Problem | What follows is a listing. Return every line of it exactly.

Listed records |
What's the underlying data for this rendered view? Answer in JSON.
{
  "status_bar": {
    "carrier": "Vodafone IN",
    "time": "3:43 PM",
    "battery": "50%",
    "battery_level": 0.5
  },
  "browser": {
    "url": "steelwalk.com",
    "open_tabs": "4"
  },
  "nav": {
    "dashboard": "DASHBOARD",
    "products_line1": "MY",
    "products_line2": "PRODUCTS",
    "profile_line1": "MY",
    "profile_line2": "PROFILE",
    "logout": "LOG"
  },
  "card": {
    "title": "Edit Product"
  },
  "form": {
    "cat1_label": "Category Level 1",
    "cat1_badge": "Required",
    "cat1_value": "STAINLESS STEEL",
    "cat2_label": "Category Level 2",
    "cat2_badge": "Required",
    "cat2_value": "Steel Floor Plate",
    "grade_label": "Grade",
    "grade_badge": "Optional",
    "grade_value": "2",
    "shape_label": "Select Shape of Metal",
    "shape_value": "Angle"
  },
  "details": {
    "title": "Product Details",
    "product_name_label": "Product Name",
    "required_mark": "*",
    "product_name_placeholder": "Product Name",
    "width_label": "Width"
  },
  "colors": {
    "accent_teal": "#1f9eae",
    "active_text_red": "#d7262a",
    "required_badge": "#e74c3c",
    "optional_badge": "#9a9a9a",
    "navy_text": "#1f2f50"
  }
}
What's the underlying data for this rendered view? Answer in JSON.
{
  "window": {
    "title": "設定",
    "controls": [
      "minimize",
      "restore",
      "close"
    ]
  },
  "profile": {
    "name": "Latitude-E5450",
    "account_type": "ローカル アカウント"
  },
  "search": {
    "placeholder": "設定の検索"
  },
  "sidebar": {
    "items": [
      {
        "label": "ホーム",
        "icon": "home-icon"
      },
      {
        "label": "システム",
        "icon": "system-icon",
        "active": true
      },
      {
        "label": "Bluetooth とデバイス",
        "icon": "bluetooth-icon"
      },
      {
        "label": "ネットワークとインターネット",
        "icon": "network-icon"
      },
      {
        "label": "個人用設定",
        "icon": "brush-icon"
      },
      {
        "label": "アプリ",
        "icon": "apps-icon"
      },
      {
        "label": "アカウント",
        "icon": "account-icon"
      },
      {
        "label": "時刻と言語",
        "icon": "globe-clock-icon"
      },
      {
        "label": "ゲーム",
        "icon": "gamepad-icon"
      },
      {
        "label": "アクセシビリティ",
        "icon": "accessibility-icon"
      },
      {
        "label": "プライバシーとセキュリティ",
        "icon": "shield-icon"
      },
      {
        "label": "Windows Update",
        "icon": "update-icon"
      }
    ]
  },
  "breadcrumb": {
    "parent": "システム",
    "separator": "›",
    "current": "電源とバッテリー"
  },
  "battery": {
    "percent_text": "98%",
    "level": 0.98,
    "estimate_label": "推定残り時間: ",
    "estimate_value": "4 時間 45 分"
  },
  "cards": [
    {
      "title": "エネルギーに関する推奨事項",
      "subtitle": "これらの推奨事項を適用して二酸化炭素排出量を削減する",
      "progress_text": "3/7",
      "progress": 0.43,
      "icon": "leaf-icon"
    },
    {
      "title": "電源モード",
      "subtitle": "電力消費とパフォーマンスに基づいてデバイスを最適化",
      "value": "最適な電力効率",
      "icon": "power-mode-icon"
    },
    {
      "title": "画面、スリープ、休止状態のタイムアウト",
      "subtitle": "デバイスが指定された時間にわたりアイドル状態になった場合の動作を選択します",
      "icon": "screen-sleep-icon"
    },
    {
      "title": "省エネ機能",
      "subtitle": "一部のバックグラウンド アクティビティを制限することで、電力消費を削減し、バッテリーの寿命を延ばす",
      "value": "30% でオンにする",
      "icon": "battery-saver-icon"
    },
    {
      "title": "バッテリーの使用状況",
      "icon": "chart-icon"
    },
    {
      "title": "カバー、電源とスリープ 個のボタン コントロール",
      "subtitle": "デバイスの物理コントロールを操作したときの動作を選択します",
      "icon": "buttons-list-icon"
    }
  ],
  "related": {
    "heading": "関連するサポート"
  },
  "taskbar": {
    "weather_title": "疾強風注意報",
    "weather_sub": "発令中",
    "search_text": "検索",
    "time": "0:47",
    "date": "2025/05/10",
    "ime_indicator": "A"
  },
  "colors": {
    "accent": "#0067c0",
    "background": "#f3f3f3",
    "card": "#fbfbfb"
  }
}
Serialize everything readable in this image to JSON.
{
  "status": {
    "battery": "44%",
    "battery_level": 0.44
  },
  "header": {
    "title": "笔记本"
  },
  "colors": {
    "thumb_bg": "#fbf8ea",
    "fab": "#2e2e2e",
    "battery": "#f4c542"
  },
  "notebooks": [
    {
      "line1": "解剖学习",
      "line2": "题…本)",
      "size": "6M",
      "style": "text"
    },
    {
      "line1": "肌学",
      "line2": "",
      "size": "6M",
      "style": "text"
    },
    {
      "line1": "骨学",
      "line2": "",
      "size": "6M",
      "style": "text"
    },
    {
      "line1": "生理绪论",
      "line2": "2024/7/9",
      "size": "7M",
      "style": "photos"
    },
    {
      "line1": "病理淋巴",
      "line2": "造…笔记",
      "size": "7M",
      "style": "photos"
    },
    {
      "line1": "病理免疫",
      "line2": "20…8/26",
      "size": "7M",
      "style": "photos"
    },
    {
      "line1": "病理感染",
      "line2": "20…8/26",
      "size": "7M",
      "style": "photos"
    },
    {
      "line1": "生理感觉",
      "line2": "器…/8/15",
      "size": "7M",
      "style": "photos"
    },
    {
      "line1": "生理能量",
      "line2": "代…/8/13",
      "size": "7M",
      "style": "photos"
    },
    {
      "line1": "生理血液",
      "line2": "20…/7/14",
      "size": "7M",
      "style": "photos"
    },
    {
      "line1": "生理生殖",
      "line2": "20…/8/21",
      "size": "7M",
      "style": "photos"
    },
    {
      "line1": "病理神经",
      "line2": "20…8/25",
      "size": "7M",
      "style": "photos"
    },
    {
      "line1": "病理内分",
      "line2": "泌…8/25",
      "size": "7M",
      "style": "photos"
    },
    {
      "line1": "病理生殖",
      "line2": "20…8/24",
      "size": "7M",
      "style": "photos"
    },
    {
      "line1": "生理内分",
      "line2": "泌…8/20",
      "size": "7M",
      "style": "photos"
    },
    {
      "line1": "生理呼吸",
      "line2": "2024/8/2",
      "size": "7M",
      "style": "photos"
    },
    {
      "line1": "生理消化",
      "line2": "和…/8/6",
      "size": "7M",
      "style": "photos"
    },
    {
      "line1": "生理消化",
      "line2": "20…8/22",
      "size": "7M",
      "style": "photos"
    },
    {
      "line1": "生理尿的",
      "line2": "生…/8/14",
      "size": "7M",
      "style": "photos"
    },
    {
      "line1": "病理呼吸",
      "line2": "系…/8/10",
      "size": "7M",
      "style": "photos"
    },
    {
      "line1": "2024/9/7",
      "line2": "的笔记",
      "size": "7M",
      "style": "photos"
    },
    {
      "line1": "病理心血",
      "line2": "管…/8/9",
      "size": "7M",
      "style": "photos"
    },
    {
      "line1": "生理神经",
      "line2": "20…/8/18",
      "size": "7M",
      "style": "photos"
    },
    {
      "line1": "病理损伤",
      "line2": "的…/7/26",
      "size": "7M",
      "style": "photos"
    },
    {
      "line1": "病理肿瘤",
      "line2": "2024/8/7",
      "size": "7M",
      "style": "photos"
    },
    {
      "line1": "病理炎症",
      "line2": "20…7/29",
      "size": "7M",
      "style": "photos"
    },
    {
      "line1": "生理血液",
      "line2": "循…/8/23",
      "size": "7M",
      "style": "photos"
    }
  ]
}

The solution |
What's the underlying data for this rendered view? Answer in JSON.
{
  "status_bar": {
    "carrier": "Vodafone IN",
    "time": "3:43 PM",
    "battery": "50%",
    "battery_level": 0.5
  },
  "browser": {
    "url": "steelwalk.com",
    "open_tabs": "4"
  },
  "nav": {
    "dashboard": "DASHBOARD",
    "products_line1": "MY",
    "products_line2": "PRODUCTS",
    "profile_line1": "MY",
    "profile_line2": "PROFILE",
    "logout": "LOG"
  },
  "card": {
    "title": "Edit Product"
  },
  "form": {
    "cat1_label": "Category Level 1",
    "cat1_badge": "Required",
    "cat1_value": "STAINLESS STEEL",
    "cat2_label": "Category Level 2",
    "cat2_badge": "Required",
    "cat2_value": "Steel Floor Plate",
    "grade_label": "Grade",
    "grade_badge": "Optional",
    "grade_value": "2",
    "shape_label": "Select Shape of Metal",
    "shape_value": "Angle"
  },
  "details": {
    "title": "Product Details",
    "product_name_label": "Product Name",
    "required_mark": "*",
    "product_name_placeholder": "Product Name",
    "width_label": "Width"
  },
  "colors": {
    "accent_teal": "#1f9eae",
    "active_text_red": "#d7262a",
    "required_badge": "#e74c3c",
    "optional_badge": "#9a9a9a",
    "navy_text": "#1f2f50"
  }
}
What's the underlying data for this rendered view? Answer in JSON.
{
  "window": {
    "title": "設定",
    "controls": [
      "minimize",
      "restore",
      "close"
    ]
  },
  "profile": {
    "name": "Latitude-E5450",
    "account_type": "ローカル アカウント"
  },
  "search": {
    "placeholder": "設定の検索"
  },
  "sidebar": {
    "items": [
      {
        "label": "ホーム",
        "icon": "home-icon"
      },
      {
        "label": "システム",
        "icon": "system-icon",
        "active": true
      },
      {
        "label": "Bluetooth とデバイス",
        "icon": "bluetooth-icon"
      },
      {
        "label": "ネットワークとインターネット",
        "icon": "network-icon"
      },
      {
        "label": "個人用設定",
        "icon": "brush-icon"
      },
      {
        "label": "アプリ",
        "icon": "apps-icon"
      },
      {
        "label": "アカウント",
        "icon": "account-icon"
      },
      {
        "label": "時刻と言語",
        "icon": "globe-clock-icon"
      },
      {
        "label": "ゲーム",
        "icon": "gamepad-icon"
      },
      {
        "label": "アクセシビリティ",
        "icon": "accessibility-icon"
      },
      {
        "label": "プライバシーとセキュリティ",
        "icon": "shield-icon"
      },
      {
        "label": "Windows Update",
        "icon": "update-icon"
      }
    ]
  },
  "breadcrumb": {
    "parent": "システム",
    "separator": "›",
    "current": "電源とバッテリー"
  },
  "battery": {
    "percent_text": "98%",
    "level": 0.98,
    "estimate_label": "推定残り時間: ",
    "estimate_value": "4 時間 45 分"
  },
  "cards": [
    {
      "title": "エネルギーに関する推奨事項",
      "subtitle": "これらの推奨事項を適用して二酸化炭素排出量を削減する",
      "progress_text": "3/7",
      "progress": 0.43,
      "icon": "leaf-icon"
    },
    {
      "title": "電源モード",
      "subtitle": "電力消費とパフォーマンスに基づいてデバイスを最適化",
      "value": "最適な電力効率",
      "icon": "power-mode-icon"
    },
    {
      "title": "画面、スリープ、休止状態のタイムアウト",
      "subtitle": "デバイスが指定された時間にわたりアイドル状態になった場合の動作を選択します",
      "icon": "screen-sleep-icon"
    },
    {
      "title": "省エネ機能",
      "subtitle": "一部のバックグラウンド アクティビティを制限することで、電力消費を削減し、バッテリーの寿命を延ばす",
      "value": "30% でオンにする",
      "icon": "battery-saver-icon"
    },
    {
      "title": "バッテリーの使用状況",
      "icon": "chart-icon"
    },
    {
      "title": "カバー、電源とスリープ 個のボタン コントロール",
      "subtitle": "デバイスの物理コントロールを操作したときの動作を選択します",
      "icon": "buttons-list-icon"
    }
  ],
  "related": {
    "heading": "関連するサポート"
  },
  "taskbar": {
    "weather_title": "疾強風注意報",
    "weather_sub": "発令中",
    "search_text": "検索",
    "time": "0:47",
    "date": "2025/05/10",
    "ime_indicator": "A"
  },
  "colors": {
    "accent": "#0067c0",
    "background": "#f3f3f3",
    "card": "#fbfbfb"
  }
}
Serialize everything readable in this image to JSON.
{
  "status": {
    "battery": "44%",
    "battery_level": 0.44
  },
  "header": {
    "title": "笔记本"
  },
  "colors": {
    "thumb_bg": "#fbf8ea",
    "fab": "#2e2e2e",
    "battery": "#f4c542"
  },
  "notebooks": [
    {
      "line1": "解剖学习",
      "line2": "题…本)",
      "size": "6M",
      "style": "text"
    },
    {
      "line1": "肌学",
      "line2": "",
      "size": "6M",
      "style": "text"
    },
    {
      "line1": "骨学",
      "line2": "",
      "size": "6M",
      "style": "text"
    },
    {
      "line1": "生理绪论",
      "line2": "2024/7/9",
      "size": "7M",
      "style": "photos"
    },
    {
      "line1": "病理淋巴",
      "line2": "造…笔记",
      "size": "7M",
      "style": "photos"
    },
    {
      "line1": "病理免疫",
      "line2": "20…8/26",
      "size": "7M",
      "style": "photos"
    },
    {
      "line1": "病理感染",
      "line2": "20…8/26",
      "size": "7M",
      "style": "photos"
    },
    {
      "line1": "生理感觉",
      "line2": "器…/8/15",
      "size": "7M",
      "style": "photos"
    },
    {
      "line1": "生理能量",
      "line2": "代…/8/13",
      "size": "7M",
      "style": "photos"
    },
    {
      "line1": "生理血液",
      "line2": "20…/7/14",
      "size": "7M",
      "style": "photos"
    },
    {
      "line1": "生理生殖",
      "line2": "20…/8/21",
      "size": "7M",
      "style": "photos"
    },
    {
      "line1": "病理神经",
      "line2": "20…8/25",
      "size": "7M",
      "style": "photos"
    },
    {
      "line1": "病理内分",
      "line2": "泌…8/25",
      "size": "7M",
      "style": "photos"
    },
    {
      "line1": "病理生殖",
      "line2": "20…8/24",
      "size": "7M",
      "style": "photos"
    },
    {
      "line1": "生理内分",
      "line2": "泌…8/20",
      "size": "7M",
      "style": "photos"
    },
    {
      "line1": "生理呼吸",
      "line2": "2024/8/2",
      "size": "7M",
      "style": "photos"
    },
    {
      "line1": "生理消化",
      "line2": "和…/8/6",
      "size": "7M",
      "style": "photos"
    },
    {
      "line1": "生理消化",
      "line2": "20…8/22",
      "size": "7M",
      "style": "photos"
    },
    {
      "line1": "生理尿的",
      "line2": "生…/8/14",
      "size": "7M",
      "style": "photos"
    },
    {
      "line1": "病理呼吸",
      "line2": "系…/8/10",
      "size": "7M",
      "style": "photos"
    },
    {
      "line1": "2024/9/7",
      "line2": "的笔记",
      "size": "7M",
      "style": "photos"
    },
    {
      "line1": "病理心血",
      "line2": "管…/8/9",
      "size": "7M",
      "style": "photos"
    },
    {
      "line1": "生理神经",
      "line2": "20…/8/18",
      "size": "7M",
      "style": "photos"
    },
    {
      "line1": "病理损伤",
      "line2": "的…/7/26",
      "size": "7M",
      "style": "photos"
    },
    {
      "line1": "病理肿瘤",
      "line2": "2024/8/7",
      "size": "7M",
      "style": "photos"
    },
    {
      "line1": "病理炎症",
      "line2": "20…7/29",
      "size": "7M",
      "style": "photos"
    },
    {
      "line1": "生理血液",
      "line2": "循…/8/23",
      "size": "7M",
      "style": "photos"
    }
  ]
}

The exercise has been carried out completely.